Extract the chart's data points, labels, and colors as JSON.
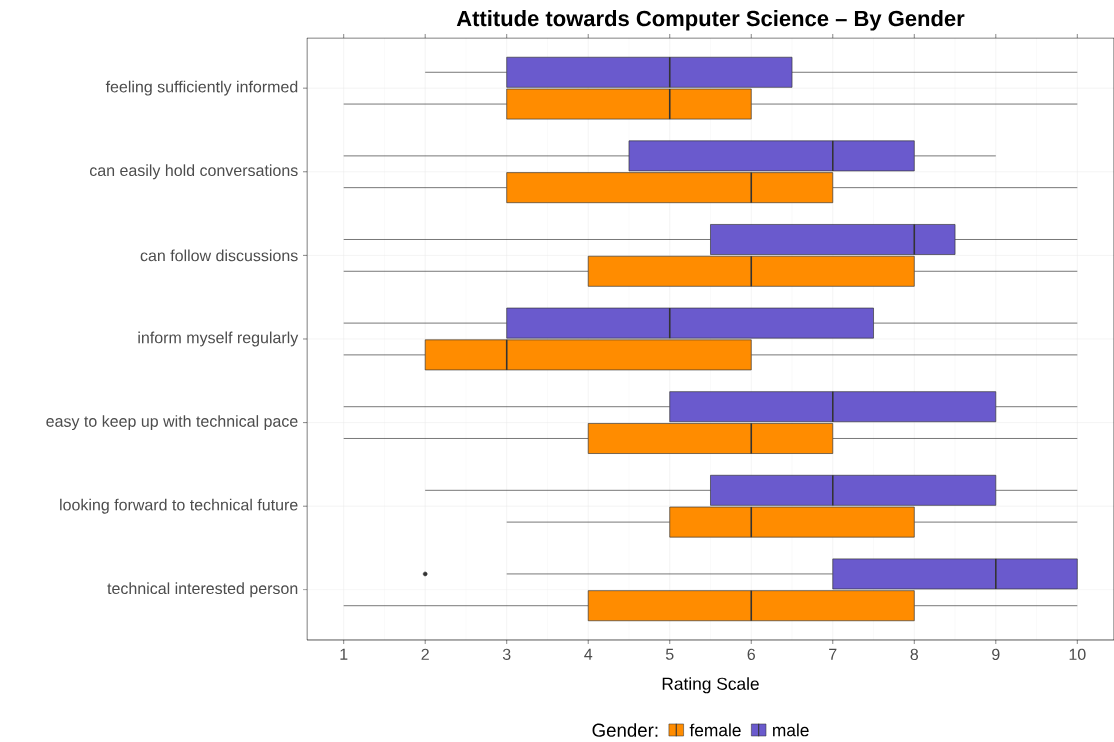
{
  "chart_data": {
    "type": "box",
    "title": "Attitude towards Computer Science – By Gender",
    "xlabel": "Rating Scale",
    "legend_title": "Gender:",
    "orientation": "horizontal",
    "grid": true,
    "legend": "bottom",
    "categories": [
      "feeling sufficiently informed",
      "can easily hold conversations",
      "can follow discussions",
      "inform myself regularly",
      "easy to keep up with technical pace",
      "looking forward to technical future",
      "technical interested person"
    ],
    "series": [
      {
        "name": "female",
        "color": "#ff8c00",
        "boxes": [
          {
            "low": 1,
            "q1": 3,
            "median": 5,
            "q3": 6,
            "high": 10
          },
          {
            "low": 1,
            "q1": 3,
            "median": 6,
            "q3": 7,
            "high": 10
          },
          {
            "low": 1,
            "q1": 4,
            "median": 6,
            "q3": 8,
            "high": 10
          },
          {
            "low": 1,
            "q1": 2,
            "median": 3,
            "q3": 6,
            "high": 10
          },
          {
            "low": 1,
            "q1": 4,
            "median": 6,
            "q3": 7,
            "high": 10
          },
          {
            "low": 3,
            "q1": 5,
            "median": 6,
            "q3": 8,
            "high": 10
          },
          {
            "low": 1,
            "q1": 4,
            "median": 6,
            "q3": 8,
            "high": 10
          }
        ]
      },
      {
        "name": "male",
        "color": "#6a5acd",
        "boxes": [
          {
            "low": 2,
            "q1": 3,
            "median": 5,
            "q3": 6.5,
            "high": 10
          },
          {
            "low": 1,
            "q1": 4.5,
            "median": 7,
            "q3": 8,
            "high": 9
          },
          {
            "low": 1,
            "q1": 5.5,
            "median": 8,
            "q3": 8.5,
            "high": 10
          },
          {
            "low": 1,
            "q1": 3,
            "median": 5,
            "q3": 7.5,
            "high": 10
          },
          {
            "low": 1,
            "q1": 5,
            "median": 7,
            "q3": 9,
            "high": 10
          },
          {
            "low": 2,
            "q1": 5.5,
            "median": 7,
            "q3": 9,
            "high": 10
          },
          {
            "low": 3,
            "q1": 7,
            "median": 9,
            "q3": 10,
            "high": 10,
            "outliers": [
              2
            ]
          }
        ]
      }
    ],
    "xlim": [
      0.55,
      10.45
    ],
    "xticks": [
      1,
      2,
      3,
      4,
      5,
      6,
      7,
      8,
      9,
      10
    ]
  }
}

The request:
Count the lines of the material that include the word "technical", then state only the total.

Written answer:
3